**PROBLEM DESCRIPTION**
Search the records for the word "information" and report each line that has it.

↓

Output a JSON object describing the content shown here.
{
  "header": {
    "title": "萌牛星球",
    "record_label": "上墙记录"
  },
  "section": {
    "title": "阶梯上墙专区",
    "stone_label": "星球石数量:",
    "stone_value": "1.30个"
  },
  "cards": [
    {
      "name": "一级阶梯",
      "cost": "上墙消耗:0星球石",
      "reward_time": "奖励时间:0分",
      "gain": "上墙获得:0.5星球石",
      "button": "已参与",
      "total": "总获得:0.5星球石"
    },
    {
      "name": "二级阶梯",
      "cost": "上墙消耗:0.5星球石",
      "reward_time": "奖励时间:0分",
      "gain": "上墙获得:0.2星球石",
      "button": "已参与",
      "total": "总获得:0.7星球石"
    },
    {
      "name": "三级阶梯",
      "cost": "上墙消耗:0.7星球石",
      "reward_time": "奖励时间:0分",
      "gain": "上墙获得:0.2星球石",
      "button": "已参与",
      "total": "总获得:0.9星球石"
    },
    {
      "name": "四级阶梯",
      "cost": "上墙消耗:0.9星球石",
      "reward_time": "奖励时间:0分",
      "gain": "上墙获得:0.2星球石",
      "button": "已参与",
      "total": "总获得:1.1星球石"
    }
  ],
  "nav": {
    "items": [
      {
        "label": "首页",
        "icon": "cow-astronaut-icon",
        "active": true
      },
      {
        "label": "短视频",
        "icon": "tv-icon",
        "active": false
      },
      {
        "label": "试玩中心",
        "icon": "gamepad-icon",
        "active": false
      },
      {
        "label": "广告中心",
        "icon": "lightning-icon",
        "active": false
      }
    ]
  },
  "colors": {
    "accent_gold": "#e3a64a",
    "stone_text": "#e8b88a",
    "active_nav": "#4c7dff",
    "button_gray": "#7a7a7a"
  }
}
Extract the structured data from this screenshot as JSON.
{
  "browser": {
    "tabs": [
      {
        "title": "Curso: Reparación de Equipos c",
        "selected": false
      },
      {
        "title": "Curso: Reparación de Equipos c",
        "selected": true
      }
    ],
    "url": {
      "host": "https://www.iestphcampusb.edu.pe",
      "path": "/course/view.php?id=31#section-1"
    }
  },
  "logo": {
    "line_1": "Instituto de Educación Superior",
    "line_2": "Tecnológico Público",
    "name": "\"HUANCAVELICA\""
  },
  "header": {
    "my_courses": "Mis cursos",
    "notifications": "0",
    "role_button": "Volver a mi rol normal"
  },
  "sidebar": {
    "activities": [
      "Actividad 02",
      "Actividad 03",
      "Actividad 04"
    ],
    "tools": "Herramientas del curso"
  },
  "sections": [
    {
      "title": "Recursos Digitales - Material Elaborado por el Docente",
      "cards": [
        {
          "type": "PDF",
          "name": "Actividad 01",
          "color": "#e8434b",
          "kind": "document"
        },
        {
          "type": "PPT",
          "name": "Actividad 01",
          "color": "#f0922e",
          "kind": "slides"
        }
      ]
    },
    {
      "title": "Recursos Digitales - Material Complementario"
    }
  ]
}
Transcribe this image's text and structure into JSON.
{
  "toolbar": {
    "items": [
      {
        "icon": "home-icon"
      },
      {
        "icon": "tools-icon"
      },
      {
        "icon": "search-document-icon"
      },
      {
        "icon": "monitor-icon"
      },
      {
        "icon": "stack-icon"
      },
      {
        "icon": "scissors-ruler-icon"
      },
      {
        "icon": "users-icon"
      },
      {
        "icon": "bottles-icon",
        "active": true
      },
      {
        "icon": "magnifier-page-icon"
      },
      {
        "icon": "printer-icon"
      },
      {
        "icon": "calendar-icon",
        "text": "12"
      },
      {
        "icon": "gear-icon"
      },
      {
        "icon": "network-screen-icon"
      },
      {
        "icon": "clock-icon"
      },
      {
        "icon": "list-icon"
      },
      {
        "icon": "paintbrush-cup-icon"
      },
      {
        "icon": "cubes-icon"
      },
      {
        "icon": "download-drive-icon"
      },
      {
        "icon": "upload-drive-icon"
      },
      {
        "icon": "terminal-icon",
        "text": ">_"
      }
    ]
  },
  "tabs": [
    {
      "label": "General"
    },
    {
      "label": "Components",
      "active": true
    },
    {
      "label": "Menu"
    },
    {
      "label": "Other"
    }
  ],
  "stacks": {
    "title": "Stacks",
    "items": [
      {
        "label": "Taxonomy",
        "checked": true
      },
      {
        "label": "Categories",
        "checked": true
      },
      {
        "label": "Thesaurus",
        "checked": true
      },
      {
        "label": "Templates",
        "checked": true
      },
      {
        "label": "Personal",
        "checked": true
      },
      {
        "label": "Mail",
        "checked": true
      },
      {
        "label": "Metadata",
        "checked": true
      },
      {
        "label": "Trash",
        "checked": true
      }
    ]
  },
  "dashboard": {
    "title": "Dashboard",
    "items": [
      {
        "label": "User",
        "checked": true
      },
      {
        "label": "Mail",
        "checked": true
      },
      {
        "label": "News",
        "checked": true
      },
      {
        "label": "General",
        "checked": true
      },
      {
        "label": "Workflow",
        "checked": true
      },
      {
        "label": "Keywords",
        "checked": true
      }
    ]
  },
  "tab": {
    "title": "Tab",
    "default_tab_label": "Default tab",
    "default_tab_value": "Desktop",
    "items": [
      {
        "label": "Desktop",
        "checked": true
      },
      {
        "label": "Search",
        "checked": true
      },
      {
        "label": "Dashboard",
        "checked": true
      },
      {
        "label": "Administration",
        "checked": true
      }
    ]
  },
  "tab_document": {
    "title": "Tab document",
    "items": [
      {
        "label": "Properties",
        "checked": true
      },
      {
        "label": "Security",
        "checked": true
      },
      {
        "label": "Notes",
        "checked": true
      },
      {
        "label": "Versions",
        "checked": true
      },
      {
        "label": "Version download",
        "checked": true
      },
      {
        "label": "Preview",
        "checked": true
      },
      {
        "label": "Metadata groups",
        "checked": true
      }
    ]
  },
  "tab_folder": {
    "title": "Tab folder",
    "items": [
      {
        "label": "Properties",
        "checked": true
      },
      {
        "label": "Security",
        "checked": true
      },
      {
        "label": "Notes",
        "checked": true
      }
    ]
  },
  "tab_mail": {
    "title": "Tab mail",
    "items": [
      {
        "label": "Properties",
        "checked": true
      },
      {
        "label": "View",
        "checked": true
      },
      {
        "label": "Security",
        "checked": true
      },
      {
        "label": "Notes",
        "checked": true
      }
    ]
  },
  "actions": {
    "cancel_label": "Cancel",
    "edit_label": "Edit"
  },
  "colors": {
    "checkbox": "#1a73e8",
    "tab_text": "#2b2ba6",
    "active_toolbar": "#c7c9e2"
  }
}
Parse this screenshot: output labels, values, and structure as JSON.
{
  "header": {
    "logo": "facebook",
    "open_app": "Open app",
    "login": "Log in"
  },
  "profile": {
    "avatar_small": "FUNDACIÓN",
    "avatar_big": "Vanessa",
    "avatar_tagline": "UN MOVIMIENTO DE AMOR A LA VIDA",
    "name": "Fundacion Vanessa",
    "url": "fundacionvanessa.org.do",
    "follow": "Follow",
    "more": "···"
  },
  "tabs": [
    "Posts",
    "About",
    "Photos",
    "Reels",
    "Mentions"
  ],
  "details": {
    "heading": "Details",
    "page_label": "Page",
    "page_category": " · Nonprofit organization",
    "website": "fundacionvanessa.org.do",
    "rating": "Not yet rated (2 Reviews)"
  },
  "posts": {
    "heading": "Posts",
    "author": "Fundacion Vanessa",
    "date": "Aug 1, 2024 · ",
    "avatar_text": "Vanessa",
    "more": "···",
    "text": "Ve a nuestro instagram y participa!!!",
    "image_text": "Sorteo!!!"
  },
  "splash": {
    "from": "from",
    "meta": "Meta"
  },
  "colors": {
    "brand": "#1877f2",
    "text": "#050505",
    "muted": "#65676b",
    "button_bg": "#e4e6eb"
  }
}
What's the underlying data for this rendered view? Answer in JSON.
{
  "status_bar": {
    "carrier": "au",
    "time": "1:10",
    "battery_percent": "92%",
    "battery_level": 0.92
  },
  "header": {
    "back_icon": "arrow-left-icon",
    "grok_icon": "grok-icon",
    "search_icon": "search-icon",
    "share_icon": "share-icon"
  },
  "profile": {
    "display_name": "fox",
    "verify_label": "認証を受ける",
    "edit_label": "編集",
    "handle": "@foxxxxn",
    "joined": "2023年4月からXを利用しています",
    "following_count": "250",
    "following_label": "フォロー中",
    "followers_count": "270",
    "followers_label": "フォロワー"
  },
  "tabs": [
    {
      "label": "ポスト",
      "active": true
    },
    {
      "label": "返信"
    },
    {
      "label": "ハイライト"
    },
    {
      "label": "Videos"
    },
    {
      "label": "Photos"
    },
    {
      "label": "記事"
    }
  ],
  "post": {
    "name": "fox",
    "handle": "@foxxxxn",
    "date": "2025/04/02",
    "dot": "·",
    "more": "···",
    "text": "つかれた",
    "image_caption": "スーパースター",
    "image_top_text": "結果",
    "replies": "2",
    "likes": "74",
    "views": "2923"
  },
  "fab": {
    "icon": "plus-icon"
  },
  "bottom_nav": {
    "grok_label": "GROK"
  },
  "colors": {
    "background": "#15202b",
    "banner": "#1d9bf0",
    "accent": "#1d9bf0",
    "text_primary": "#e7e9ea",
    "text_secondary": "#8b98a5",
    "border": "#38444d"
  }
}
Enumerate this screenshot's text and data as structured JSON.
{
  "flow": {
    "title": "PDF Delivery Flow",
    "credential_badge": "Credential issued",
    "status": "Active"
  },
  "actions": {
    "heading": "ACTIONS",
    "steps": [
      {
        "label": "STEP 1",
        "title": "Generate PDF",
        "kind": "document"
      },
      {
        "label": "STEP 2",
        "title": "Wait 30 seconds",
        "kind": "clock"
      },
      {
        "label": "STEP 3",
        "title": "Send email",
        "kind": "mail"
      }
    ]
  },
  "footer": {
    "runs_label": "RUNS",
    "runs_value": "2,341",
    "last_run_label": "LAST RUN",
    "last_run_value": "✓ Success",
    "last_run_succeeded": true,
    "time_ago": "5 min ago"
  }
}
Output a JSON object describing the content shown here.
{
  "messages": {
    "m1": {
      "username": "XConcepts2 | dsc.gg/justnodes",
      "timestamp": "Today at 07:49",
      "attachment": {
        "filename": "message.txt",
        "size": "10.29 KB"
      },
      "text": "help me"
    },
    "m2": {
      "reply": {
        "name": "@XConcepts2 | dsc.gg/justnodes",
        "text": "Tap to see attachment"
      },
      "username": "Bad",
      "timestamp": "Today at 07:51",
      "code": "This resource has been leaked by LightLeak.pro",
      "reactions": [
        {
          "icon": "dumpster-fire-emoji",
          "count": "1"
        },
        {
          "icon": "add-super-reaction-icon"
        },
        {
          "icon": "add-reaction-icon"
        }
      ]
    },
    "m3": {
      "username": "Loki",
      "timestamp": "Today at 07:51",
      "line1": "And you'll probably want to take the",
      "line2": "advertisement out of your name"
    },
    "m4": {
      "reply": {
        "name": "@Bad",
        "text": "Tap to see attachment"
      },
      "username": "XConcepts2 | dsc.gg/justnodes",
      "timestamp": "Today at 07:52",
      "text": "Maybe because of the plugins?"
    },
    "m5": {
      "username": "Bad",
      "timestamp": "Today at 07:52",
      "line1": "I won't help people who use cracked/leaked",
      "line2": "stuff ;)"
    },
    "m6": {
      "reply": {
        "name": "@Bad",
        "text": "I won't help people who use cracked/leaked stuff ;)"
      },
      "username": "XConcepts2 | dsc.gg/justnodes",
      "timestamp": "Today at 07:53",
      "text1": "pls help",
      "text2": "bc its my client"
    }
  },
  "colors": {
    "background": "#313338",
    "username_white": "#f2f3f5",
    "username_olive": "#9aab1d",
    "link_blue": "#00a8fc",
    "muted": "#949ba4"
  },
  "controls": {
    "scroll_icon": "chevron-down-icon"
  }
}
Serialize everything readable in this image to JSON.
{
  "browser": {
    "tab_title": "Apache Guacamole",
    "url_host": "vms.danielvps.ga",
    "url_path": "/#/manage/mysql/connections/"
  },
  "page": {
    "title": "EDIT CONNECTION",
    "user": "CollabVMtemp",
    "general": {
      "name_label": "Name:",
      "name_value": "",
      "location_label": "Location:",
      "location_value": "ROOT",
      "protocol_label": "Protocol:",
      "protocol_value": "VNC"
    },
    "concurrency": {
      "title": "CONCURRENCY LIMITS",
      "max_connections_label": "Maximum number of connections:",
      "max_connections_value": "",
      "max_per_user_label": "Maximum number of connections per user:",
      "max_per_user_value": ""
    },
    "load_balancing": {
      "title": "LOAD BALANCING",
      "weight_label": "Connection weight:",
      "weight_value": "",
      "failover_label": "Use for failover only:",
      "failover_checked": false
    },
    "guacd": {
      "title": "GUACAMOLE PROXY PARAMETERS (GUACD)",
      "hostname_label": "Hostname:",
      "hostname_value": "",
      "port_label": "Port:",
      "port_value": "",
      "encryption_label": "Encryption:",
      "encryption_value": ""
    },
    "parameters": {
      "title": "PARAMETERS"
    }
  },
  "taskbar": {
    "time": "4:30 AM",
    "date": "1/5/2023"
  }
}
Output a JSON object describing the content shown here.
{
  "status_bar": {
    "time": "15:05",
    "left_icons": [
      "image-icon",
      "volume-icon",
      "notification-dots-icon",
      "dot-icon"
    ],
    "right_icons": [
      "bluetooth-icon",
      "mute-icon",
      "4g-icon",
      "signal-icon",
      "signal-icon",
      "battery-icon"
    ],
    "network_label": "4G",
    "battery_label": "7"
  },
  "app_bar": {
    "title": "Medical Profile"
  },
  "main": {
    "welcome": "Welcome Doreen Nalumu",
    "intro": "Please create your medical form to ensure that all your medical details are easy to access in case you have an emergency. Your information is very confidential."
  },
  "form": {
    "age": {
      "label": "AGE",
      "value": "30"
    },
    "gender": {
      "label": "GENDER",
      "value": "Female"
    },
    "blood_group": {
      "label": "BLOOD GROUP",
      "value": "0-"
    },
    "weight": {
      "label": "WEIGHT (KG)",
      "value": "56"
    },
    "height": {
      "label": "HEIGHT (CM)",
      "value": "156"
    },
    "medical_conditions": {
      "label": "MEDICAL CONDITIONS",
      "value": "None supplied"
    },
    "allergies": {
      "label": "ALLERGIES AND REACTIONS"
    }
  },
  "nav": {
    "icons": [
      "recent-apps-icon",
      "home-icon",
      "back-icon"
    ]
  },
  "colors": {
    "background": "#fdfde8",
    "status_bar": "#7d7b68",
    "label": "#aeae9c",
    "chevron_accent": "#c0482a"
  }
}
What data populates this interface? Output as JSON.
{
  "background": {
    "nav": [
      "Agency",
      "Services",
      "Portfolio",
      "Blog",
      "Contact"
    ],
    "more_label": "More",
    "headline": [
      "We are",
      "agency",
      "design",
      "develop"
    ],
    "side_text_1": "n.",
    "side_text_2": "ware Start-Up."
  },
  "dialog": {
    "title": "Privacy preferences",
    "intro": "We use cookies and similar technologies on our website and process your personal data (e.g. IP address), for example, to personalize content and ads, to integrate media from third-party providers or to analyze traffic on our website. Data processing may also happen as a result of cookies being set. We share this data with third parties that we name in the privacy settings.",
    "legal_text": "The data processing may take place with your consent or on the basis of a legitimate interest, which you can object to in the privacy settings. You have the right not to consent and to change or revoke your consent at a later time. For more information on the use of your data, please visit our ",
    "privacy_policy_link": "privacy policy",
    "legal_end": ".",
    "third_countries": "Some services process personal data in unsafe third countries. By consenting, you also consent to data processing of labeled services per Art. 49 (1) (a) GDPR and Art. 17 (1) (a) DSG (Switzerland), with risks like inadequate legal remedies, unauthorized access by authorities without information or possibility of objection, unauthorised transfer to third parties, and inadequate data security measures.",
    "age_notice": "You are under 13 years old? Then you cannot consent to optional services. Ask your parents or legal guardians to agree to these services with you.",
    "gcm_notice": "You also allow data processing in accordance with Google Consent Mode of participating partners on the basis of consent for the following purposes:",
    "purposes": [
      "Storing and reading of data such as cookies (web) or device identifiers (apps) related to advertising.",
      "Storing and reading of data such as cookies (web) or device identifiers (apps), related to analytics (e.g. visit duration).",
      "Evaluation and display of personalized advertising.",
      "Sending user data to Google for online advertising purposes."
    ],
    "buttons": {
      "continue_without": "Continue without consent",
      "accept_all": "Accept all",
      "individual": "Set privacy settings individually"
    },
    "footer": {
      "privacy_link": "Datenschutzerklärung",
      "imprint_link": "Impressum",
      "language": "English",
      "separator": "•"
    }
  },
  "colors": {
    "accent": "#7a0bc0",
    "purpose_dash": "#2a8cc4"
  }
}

↑

**OUTPUT**
    "intro": "Please create your medical form to ensure that all your medical details are easy to access in case you have an emergency. Your information is very confidential."
    "legal_text": "The data processing may take place with your consent or on the basis of a legitimate interest, which you can object to in the privacy settings. You have the right not to consent and to change or revoke your consent at a later time. For more information on the use of your data, please visit our ",
    "third_countries": "Some services process personal data in unsafe third countries. By consenting, you also consent to data processing of labeled services per Art. 49 (1) (a) GDPR and Art. 17 (1) (a) DSG (Switzerland), with risks like inadequate legal remedies, unauthorized access by authorities without information or possibility of objection, unauthorised transfer to third parties, and inadequate data security measures.",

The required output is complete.